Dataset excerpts
———

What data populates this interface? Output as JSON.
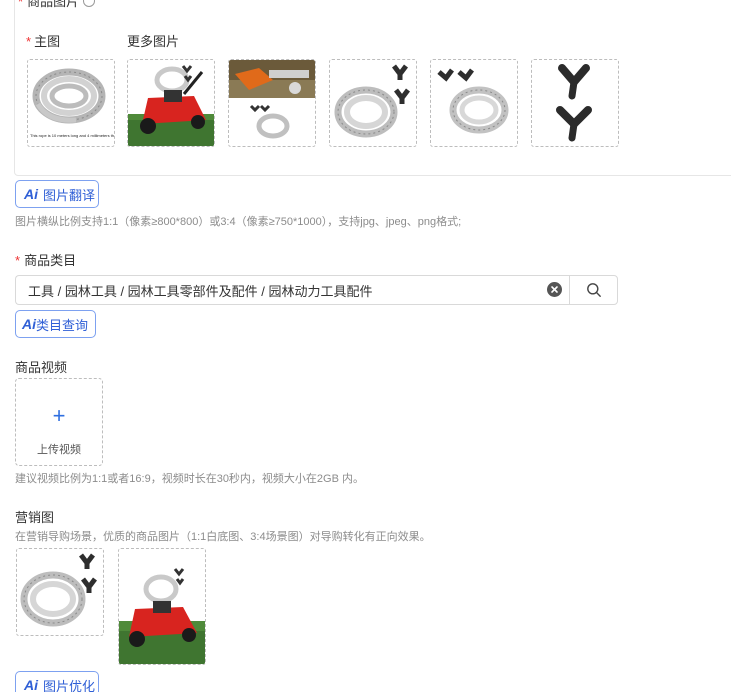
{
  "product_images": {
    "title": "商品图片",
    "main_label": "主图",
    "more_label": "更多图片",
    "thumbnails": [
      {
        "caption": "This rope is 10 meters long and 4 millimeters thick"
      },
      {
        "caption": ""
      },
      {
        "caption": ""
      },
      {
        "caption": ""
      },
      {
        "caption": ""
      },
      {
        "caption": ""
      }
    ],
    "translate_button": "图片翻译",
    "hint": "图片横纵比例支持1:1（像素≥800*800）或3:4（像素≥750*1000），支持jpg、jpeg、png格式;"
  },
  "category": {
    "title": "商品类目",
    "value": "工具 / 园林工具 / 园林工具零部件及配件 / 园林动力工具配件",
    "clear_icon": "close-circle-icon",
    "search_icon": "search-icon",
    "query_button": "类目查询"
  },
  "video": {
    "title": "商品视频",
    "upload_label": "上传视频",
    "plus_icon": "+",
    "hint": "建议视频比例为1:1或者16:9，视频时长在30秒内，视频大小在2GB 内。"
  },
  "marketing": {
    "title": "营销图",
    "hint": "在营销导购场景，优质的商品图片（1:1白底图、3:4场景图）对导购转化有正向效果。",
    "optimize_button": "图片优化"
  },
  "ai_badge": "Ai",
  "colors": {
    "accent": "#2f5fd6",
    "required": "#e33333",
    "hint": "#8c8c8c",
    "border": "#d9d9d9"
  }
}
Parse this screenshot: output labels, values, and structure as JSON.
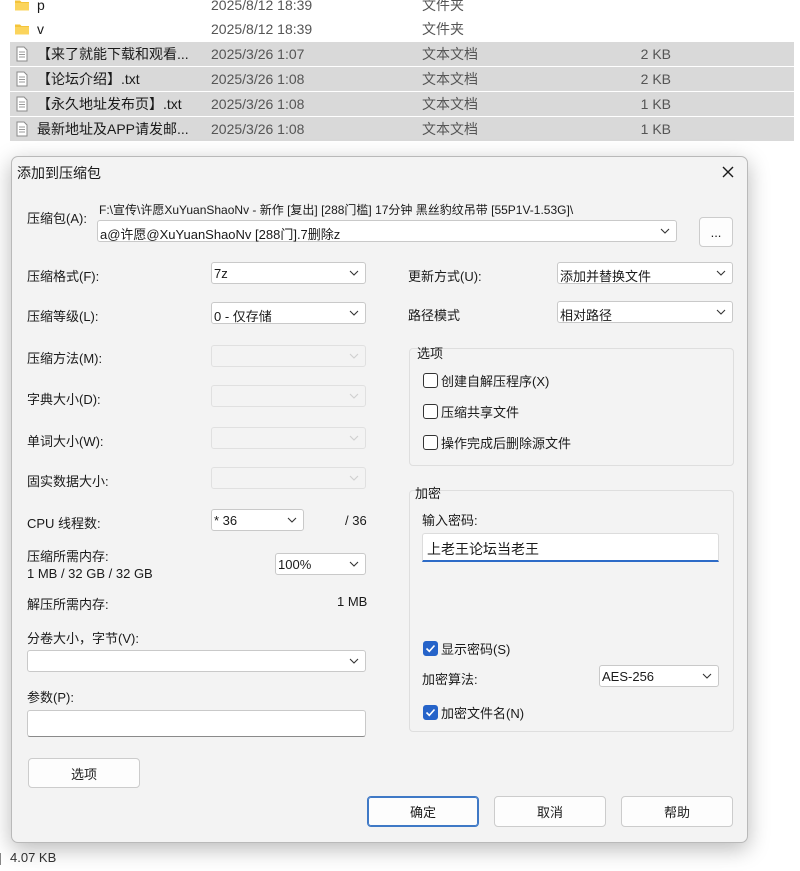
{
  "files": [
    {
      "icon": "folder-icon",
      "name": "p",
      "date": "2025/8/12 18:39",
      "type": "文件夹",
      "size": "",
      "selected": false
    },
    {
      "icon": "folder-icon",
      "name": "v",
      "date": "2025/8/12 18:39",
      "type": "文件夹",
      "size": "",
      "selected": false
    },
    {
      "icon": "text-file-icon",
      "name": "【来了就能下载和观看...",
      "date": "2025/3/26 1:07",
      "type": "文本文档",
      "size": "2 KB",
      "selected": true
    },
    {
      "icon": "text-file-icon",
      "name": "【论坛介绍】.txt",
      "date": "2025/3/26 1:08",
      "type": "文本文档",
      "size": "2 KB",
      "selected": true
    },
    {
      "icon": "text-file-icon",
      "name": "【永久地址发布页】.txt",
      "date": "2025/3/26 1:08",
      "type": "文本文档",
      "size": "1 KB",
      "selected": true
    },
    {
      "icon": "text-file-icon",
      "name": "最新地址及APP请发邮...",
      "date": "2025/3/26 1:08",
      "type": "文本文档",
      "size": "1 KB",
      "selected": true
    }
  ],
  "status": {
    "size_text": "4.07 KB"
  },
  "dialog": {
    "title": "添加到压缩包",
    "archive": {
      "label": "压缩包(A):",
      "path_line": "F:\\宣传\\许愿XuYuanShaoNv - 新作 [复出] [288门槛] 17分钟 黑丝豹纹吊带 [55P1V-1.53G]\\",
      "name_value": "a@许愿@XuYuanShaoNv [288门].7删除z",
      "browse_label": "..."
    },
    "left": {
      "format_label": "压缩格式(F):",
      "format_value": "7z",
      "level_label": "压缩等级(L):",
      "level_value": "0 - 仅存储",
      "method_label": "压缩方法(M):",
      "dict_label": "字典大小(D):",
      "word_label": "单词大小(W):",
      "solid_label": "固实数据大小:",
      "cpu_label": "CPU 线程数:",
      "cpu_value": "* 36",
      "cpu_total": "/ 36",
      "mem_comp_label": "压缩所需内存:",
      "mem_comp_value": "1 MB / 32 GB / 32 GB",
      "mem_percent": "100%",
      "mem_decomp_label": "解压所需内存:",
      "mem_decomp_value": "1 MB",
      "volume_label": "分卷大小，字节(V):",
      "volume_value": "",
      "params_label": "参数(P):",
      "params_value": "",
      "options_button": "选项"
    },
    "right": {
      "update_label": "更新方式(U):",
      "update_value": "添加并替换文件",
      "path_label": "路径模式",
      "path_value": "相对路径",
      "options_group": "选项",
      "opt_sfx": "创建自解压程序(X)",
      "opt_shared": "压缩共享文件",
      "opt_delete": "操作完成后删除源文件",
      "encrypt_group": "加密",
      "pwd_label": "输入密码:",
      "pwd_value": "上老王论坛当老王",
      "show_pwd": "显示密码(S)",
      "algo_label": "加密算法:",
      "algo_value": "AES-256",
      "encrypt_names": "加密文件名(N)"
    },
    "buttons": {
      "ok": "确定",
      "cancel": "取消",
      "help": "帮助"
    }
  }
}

———

**TASK PROMPT:** Reproduce all of the data exactly; the pictures do not belong in the copy.

**PROBLEM SOLUTION:**
What data populates this interface? Output as JSON.
{
  "product_images": {
    "title": "商品图片",
    "main_label": "主图",
    "more_label": "更多图片",
    "thumbnails": [
      {
        "caption": "This rope is 10 meters long and 4 millimeters thick"
      },
      {
        "caption": ""
      },
      {
        "caption": ""
      },
      {
        "caption": ""
      },
      {
        "caption": ""
      },
      {
        "caption": ""
      }
    ],
    "translate_button": "图片翻译",
    "hint": "图片横纵比例支持1:1（像素≥800*800）或3:4（像素≥750*1000），支持jpg、jpeg、png格式;"
  },
  "category": {
    "title": "商品类目",
    "value": "工具 / 园林工具 / 园林工具零部件及配件 / 园林动力工具配件",
    "clear_icon": "close-circle-icon",
    "search_icon": "search-icon",
    "query_button": "类目查询"
  },
  "video": {
    "title": "商品视频",
    "upload_label": "上传视频",
    "plus_icon": "+",
    "hint": "建议视频比例为1:1或者16:9，视频时长在30秒内，视频大小在2GB 内。"
  },
  "marketing": {
    "title": "营销图",
    "hint": "在营销导购场景，优质的商品图片（1:1白底图、3:4场景图）对导购转化有正向效果。",
    "optimize_button": "图片优化"
  },
  "ai_badge": "Ai",
  "colors": {
    "accent": "#2f5fd6",
    "required": "#e33333",
    "hint": "#8c8c8c",
    "border": "#d9d9d9"
  }
}
Parse this screenshot: output labels, values, and structure as JSON.
{
  "files": [
    {
      "icon": "folder-icon",
      "name": "p",
      "date": "2025/8/12 18:39",
      "type": "文件夹",
      "size": "",
      "selected": false
    },
    {
      "icon": "folder-icon",
      "name": "v",
      "date": "2025/8/12 18:39",
      "type": "文件夹",
      "size": "",
      "selected": false
    },
    {
      "icon": "text-file-icon",
      "name": "【来了就能下载和观看...",
      "date": "2025/3/26 1:07",
      "type": "文本文档",
      "size": "2 KB",
      "selected": true
    },
    {
      "icon": "text-file-icon",
      "name": "【论坛介绍】.txt",
      "date": "2025/3/26 1:08",
      "type": "文本文档",
      "size": "2 KB",
      "selected": true
    },
    {
      "icon": "text-file-icon",
      "name": "【永久地址发布页】.txt",
      "date": "2025/3/26 1:08",
      "type": "文本文档",
      "size": "1 KB",
      "selected": true
    },
    {
      "icon": "text-file-icon",
      "name": "最新地址及APP请发邮...",
      "date": "2025/3/26 1:08",
      "type": "文本文档",
      "size": "1 KB",
      "selected": true
    }
  ],
  "status": {
    "size_text": "4.07 KB"
  },
  "dialog": {
    "title": "添加到压缩包",
    "archive": {
      "label": "压缩包(A):",
      "path_line": "F:\\宣传\\许愿XuYuanShaoNv - 新作 [复出] [288门槛] 17分钟 黑丝豹纹吊带 [55P1V-1.53G]\\",
      "name_value": "a@许愿@XuYuanShaoNv [288门].7删除z",
      "browse_label": "..."
    },
    "left": {
      "format_label": "压缩格式(F):",
      "format_value": "7z",
      "level_label": "压缩等级(L):",
      "level_value": "0 - 仅存储",
      "method_label": "压缩方法(M):",
      "dict_label": "字典大小(D):",
      "word_label": "单词大小(W):",
      "solid_label": "固实数据大小:",
      "cpu_label": "CPU 线程数:",
      "cpu_value": "* 36",
      "cpu_total": "/ 36",
      "mem_comp_label": "压缩所需内存:",
      "mem_comp_value": "1 MB / 32 GB / 32 GB",
      "mem_percent": "100%",
      "mem_decomp_label": "解压所需内存:",
      "mem_decomp_value": "1 MB",
      "volume_label": "分卷大小，字节(V):",
      "volume_value": "",
      "params_label": "参数(P):",
      "params_value": "",
      "options_button": "选项"
    },
    "right": {
      "update_label": "更新方式(U):",
      "update_value": "添加并替换文件",
      "path_label": "路径模式",
      "path_value": "相对路径",
      "options_group": "选项",
      "opt_sfx": "创建自解压程序(X)",
      "opt_shared": "压缩共享文件",
      "opt_delete": "操作完成后删除源文件",
      "encrypt_group": "加密",
      "pwd_label": "输入密码:",
      "pwd_value": "上老王论坛当老王",
      "show_pwd": "显示密码(S)",
      "algo_label": "加密算法:",
      "algo_value": "AES-256",
      "encrypt_names": "加密文件名(N)"
    },
    "buttons": {
      "ok": "确定",
      "cancel": "取消",
      "help": "帮助"
    }
  }
}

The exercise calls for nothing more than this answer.